### REQUIREMENT
From the entries below, tally how many lines contain "tspan" and report only that figure.

>> BEGIN EXCERPTED DATA

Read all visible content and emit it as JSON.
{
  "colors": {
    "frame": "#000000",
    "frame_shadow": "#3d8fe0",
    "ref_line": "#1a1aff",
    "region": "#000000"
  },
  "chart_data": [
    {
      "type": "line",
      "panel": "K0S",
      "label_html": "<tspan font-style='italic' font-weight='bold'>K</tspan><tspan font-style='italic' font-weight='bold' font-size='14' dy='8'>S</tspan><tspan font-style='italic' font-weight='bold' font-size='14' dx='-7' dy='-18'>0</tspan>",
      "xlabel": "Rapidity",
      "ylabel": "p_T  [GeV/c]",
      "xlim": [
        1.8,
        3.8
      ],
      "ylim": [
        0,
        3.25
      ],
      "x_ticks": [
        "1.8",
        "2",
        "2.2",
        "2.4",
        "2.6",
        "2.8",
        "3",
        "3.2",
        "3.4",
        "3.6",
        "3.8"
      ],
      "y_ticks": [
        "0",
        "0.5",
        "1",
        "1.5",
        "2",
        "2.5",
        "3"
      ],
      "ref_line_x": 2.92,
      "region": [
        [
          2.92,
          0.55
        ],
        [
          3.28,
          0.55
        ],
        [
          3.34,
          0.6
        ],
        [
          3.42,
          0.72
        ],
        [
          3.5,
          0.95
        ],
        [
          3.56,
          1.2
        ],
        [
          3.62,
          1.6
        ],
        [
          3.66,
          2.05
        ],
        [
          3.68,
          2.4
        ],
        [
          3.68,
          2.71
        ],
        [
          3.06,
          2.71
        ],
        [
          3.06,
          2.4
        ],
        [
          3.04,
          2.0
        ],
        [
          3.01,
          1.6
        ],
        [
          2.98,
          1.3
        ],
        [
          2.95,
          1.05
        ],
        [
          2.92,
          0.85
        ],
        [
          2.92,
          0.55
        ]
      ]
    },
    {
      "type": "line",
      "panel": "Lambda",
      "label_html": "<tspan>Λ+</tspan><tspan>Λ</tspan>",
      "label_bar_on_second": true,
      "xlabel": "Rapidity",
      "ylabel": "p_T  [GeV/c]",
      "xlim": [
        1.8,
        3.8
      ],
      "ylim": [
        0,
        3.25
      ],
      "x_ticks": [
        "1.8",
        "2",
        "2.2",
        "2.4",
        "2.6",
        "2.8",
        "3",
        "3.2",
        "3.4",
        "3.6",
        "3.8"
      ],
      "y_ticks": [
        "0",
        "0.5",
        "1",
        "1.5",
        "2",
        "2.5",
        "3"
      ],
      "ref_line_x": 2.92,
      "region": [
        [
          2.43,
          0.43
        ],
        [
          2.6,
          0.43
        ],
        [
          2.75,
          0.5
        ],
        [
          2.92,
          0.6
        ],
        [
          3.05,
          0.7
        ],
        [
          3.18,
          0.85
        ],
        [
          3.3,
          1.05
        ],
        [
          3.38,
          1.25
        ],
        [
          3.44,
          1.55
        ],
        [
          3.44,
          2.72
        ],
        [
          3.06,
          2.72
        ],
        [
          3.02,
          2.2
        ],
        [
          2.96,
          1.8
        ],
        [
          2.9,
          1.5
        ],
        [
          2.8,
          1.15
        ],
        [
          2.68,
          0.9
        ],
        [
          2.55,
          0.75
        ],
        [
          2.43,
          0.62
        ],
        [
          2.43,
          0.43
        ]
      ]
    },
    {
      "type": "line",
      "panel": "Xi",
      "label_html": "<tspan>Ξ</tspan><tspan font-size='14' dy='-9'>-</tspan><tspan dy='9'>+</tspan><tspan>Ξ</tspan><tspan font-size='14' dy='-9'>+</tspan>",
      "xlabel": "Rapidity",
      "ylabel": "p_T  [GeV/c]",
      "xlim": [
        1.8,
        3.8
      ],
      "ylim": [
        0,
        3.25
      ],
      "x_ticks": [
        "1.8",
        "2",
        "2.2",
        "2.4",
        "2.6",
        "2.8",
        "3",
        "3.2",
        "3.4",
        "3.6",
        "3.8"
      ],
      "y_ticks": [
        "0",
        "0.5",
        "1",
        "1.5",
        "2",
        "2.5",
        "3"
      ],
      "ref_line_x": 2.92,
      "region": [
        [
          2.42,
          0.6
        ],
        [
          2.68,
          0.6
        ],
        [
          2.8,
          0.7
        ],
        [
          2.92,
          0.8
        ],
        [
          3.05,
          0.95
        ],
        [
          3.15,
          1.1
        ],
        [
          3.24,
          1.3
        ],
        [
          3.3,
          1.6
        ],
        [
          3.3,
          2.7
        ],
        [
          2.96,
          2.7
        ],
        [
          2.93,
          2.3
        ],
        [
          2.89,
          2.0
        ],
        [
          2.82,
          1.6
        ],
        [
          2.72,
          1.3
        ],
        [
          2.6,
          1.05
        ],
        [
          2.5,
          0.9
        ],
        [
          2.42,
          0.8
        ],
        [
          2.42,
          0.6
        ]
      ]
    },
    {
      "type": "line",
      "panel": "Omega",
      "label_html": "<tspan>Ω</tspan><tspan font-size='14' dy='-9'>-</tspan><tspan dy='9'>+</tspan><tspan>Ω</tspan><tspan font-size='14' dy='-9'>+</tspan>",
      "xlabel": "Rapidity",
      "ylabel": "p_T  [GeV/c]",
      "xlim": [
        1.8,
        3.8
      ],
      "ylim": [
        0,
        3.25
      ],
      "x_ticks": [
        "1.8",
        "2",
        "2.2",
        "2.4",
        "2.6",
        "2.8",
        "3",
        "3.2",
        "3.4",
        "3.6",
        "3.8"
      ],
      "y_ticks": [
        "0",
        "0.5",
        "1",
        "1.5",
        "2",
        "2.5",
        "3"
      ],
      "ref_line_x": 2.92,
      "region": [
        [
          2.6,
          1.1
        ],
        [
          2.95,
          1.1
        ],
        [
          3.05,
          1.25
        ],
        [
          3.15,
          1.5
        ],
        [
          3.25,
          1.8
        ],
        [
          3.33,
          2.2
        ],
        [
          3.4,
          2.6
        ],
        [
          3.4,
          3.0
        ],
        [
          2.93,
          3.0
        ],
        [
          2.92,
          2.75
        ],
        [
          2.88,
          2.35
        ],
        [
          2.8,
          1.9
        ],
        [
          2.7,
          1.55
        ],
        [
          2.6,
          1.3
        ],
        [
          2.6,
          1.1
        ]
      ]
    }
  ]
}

>> END EXCERPTED DATA

### COMPLETE RESPONSE
4